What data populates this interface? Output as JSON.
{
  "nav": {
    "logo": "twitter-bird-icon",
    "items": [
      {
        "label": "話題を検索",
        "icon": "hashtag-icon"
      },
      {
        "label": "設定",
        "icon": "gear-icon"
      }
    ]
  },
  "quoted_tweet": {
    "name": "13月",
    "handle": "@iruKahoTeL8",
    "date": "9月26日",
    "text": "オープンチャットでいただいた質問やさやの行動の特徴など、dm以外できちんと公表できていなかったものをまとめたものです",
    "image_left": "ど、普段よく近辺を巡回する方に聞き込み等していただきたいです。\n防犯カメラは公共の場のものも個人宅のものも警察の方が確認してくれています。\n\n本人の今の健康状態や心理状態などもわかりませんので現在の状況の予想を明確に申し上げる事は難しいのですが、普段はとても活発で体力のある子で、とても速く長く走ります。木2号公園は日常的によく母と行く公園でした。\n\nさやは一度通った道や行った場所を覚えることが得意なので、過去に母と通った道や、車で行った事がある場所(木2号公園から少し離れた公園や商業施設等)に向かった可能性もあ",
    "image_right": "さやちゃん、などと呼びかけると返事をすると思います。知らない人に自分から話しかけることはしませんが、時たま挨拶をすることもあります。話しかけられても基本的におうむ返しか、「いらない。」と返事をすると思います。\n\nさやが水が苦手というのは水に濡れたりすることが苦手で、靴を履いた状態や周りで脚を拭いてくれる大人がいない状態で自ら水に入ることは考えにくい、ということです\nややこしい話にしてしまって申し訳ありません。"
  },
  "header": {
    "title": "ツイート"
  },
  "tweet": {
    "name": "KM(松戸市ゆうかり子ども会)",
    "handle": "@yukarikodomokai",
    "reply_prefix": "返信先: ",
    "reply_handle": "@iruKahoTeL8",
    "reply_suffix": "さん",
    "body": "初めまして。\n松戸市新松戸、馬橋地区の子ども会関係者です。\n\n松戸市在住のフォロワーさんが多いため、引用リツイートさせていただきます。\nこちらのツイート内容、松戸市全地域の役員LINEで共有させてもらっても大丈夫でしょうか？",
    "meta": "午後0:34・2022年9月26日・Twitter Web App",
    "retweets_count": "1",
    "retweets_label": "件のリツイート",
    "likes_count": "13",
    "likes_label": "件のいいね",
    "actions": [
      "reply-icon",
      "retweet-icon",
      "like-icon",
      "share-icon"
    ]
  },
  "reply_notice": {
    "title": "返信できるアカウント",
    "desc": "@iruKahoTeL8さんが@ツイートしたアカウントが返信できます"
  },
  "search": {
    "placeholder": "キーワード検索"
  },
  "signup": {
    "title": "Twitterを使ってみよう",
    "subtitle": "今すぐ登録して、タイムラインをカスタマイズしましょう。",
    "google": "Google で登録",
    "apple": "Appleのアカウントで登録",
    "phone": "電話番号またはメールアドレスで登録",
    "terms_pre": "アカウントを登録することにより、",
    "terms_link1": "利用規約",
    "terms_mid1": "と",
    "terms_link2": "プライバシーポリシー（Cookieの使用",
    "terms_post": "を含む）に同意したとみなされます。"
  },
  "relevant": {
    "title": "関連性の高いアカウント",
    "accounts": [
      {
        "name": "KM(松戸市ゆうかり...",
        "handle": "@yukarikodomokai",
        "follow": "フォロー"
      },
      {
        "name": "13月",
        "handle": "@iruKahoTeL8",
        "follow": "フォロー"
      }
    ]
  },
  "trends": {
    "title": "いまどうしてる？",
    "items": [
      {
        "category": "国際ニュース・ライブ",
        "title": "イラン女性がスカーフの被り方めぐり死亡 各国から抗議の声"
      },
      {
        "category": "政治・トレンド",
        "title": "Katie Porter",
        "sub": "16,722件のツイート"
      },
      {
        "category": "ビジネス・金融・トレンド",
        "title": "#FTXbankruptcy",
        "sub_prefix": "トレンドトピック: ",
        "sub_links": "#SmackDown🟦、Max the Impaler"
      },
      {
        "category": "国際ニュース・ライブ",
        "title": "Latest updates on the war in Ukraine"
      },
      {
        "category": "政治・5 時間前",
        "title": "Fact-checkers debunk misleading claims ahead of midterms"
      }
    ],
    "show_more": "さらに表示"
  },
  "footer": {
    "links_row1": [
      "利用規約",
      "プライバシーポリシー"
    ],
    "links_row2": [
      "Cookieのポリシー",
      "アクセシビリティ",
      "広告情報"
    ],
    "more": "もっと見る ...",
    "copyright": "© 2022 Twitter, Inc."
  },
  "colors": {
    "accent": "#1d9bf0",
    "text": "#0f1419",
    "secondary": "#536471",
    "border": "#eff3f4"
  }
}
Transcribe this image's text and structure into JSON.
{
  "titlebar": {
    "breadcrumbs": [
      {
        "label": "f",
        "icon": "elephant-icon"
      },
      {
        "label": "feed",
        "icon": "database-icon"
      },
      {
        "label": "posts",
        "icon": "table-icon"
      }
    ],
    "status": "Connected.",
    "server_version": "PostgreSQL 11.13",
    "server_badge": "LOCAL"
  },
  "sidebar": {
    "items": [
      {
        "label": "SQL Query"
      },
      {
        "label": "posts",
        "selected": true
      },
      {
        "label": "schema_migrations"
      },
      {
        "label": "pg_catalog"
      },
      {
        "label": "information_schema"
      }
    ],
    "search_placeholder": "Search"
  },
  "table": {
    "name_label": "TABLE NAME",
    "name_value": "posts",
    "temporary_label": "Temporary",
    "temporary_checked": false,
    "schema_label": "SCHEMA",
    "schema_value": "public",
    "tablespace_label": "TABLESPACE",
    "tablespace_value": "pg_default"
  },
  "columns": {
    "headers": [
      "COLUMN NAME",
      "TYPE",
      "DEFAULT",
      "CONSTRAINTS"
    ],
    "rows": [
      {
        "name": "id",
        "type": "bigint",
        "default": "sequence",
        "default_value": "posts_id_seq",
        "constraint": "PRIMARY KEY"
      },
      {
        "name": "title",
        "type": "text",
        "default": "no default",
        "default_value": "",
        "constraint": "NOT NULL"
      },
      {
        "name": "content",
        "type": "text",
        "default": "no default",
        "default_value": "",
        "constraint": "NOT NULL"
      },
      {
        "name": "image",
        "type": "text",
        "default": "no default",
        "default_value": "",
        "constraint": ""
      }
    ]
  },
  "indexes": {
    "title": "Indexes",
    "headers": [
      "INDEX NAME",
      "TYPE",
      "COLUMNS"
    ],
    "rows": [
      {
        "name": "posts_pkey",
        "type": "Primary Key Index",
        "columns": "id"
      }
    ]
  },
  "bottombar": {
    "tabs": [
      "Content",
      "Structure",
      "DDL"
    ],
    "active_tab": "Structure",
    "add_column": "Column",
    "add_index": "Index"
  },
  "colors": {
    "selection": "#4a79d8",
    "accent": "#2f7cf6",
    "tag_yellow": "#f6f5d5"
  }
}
.....
-- The exercise --
Type out all of the material again, word for word.

-- Correct answer --
What data populates this interface? Output as JSON.
{
  "nav": {
    "logo": "twitter-bird-icon",
    "items": [
      {
        "label": "話題を検索",
        "icon": "hashtag-icon"
      },
      {
        "label": "設定",
        "icon": "gear-icon"
      }
    ]
  },
  "quoted_tweet": {
    "name": "13月",
    "handle": "@iruKahoTeL8",
    "date": "9月26日",
    "text": "オープンチャットでいただいた質問やさやの行動の特徴など、dm以外できちんと公表できていなかったものをまとめたものです",
    "image_left": "ど、普段よく近辺を巡回する方に聞き込み等していただきたいです。\n防犯カメラは公共の場のものも個人宅のものも警察の方が確認してくれています。\n\n本人の今の健康状態や心理状態などもわかりませんので現在の状況の予想を明確に申し上げる事は難しいのですが、普段はとても活発で体力のある子で、とても速く長く走ります。木2号公園は日常的によく母と行く公園でした。\n\nさやは一度通った道や行った場所を覚えることが得意なので、過去に母と通った道や、車で行った事がある場所(木2号公園から少し離れた公園や商業施設等)に向かった可能性もあ",
    "image_right": "さやちゃん、などと呼びかけると返事をすると思います。知らない人に自分から話しかけることはしませんが、時たま挨拶をすることもあります。話しかけられても基本的におうむ返しか、「いらない。」と返事をすると思います。\n\nさやが水が苦手というのは水に濡れたりすることが苦手で、靴を履いた状態や周りで脚を拭いてくれる大人がいない状態で自ら水に入ることは考えにくい、ということです\nややこしい話にしてしまって申し訳ありません。"
  },
  "header": {
    "title": "ツイート"
  },
  "tweet": {
    "name": "KM(松戸市ゆうかり子ども会)",
    "handle": "@yukarikodomokai",
    "reply_prefix": "返信先: ",
    "reply_handle": "@iruKahoTeL8",
    "reply_suffix": "さん",
    "body": "初めまして。\n松戸市新松戸、馬橋地区の子ども会関係者です。\n\n松戸市在住のフォロワーさんが多いため、引用リツイートさせていただきます。\nこちらのツイート内容、松戸市全地域の役員LINEで共有させてもらっても大丈夫でしょうか？",
    "meta": "午後0:34・2022年9月26日・Twitter Web App",
    "retweets_count": "1",
    "retweets_label": "件のリツイート",
    "likes_count": "13",
    "likes_label": "件のいいね",
    "actions": [
      "reply-icon",
      "retweet-icon",
      "like-icon",
      "share-icon"
    ]
  },
  "reply_notice": {
    "title": "返信できるアカウント",
    "desc": "@iruKahoTeL8さんが@ツイートしたアカウントが返信できます"
  },
  "search": {
    "placeholder": "キーワード検索"
  },
  "signup": {
    "title": "Twitterを使ってみよう",
    "subtitle": "今すぐ登録して、タイムラインをカスタマイズしましょう。",
    "google": "Google で登録",
    "apple": "Appleのアカウントで登録",
    "phone": "電話番号またはメールアドレスで登録",
    "terms_pre": "アカウントを登録することにより、",
    "terms_link1": "利用規約",
    "terms_mid1": "と",
    "terms_link2": "プライバシーポリシー（Cookieの使用",
    "terms_post": "を含む）に同意したとみなされます。"
  },
  "relevant": {
    "title": "関連性の高いアカウント",
    "accounts": [
      {
        "name": "KM(松戸市ゆうかり...",
        "handle": "@yukarikodomokai",
        "follow": "フォロー"
      },
      {
        "name": "13月",
        "handle": "@iruKahoTeL8",
        "follow": "フォロー"
      }
    ]
  },
  "trends": {
    "title": "いまどうしてる？",
    "items": [
      {
        "category": "国際ニュース・ライブ",
        "title": "イラン女性がスカーフの被り方めぐり死亡 各国から抗議の声"
      },
      {
        "category": "政治・トレンド",
        "title": "Katie Porter",
        "sub": "16,722件のツイート"
      },
      {
        "category": "ビジネス・金融・トレンド",
        "title": "#FTXbankruptcy",
        "sub_prefix": "トレンドトピック: ",
        "sub_links": "#SmackDown🟦、Max the Impaler"
      },
      {
        "category": "国際ニュース・ライブ",
        "title": "Latest updates on the war in Ukraine"
      },
      {
        "category": "政治・5 時間前",
        "title": "Fact-checkers debunk misleading claims ahead of midterms"
      }
    ],
    "show_more": "さらに表示"
  },
  "footer": {
    "links_row1": [
      "利用規約",
      "プライバシーポリシー"
    ],
    "links_row2": [
      "Cookieのポリシー",
      "アクセシビリティ",
      "広告情報"
    ],
    "more": "もっと見る ...",
    "copyright": "© 2022 Twitter, Inc."
  },
  "colors": {
    "accent": "#1d9bf0",
    "text": "#0f1419",
    "secondary": "#536471",
    "border": "#eff3f4"
  }
}
Transcribe this image's text and structure into JSON.
{
  "titlebar": {
    "breadcrumbs": [
      {
        "label": "f",
        "icon": "elephant-icon"
      },
      {
        "label": "feed",
        "icon": "database-icon"
      },
      {
        "label": "posts",
        "icon": "table-icon"
      }
    ],
    "status": "Connected.",
    "server_version": "PostgreSQL 11.13",
    "server_badge": "LOCAL"
  },
  "sidebar": {
    "items": [
      {
        "label": "SQL Query"
      },
      {
        "label": "posts",
        "selected": true
      },
      {
        "label": "schema_migrations"
      },
      {
        "label": "pg_catalog"
      },
      {
        "label": "information_schema"
      }
    ],
    "search_placeholder": "Search"
  },
  "table": {
    "name_label": "TABLE NAME",
    "name_value": "posts",
    "temporary_label": "Temporary",
    "temporary_checked": false,
    "schema_label": "SCHEMA",
    "schema_value": "public",
    "tablespace_label": "TABLESPACE",
    "tablespace_value": "pg_default"
  },
  "columns": {
    "headers": [
      "COLUMN NAME",
      "TYPE",
      "DEFAULT",
      "CONSTRAINTS"
    ],
    "rows": [
      {
        "name": "id",
        "type": "bigint",
        "default": "sequence",
        "default_value": "posts_id_seq",
        "constraint": "PRIMARY KEY"
      },
      {
        "name": "title",
        "type": "text",
        "default": "no default",
        "default_value": "",
        "constraint": "NOT NULL"
      },
      {
        "name": "content",
        "type": "text",
        "default": "no default",
        "default_value": "",
        "constraint": "NOT NULL"
      },
      {
        "name": "image",
        "type": "text",
        "default": "no default",
        "default_value": "",
        "constraint": ""
      }
    ]
  },
  "indexes": {
    "title": "Indexes",
    "headers": [
      "INDEX NAME",
      "TYPE",
      "COLUMNS"
    ],
    "rows": [
      {
        "name": "posts_pkey",
        "type": "Primary Key Index",
        "columns": "id"
      }
    ]
  },
  "bottombar": {
    "tabs": [
      "Content",
      "Structure",
      "DDL"
    ],
    "active_tab": "Structure",
    "add_column": "Column",
    "add_index": "Index"
  },
  "colors": {
    "selection": "#4a79d8",
    "accent": "#2f7cf6",
    "tag_yellow": "#f6f5d5"
  }
}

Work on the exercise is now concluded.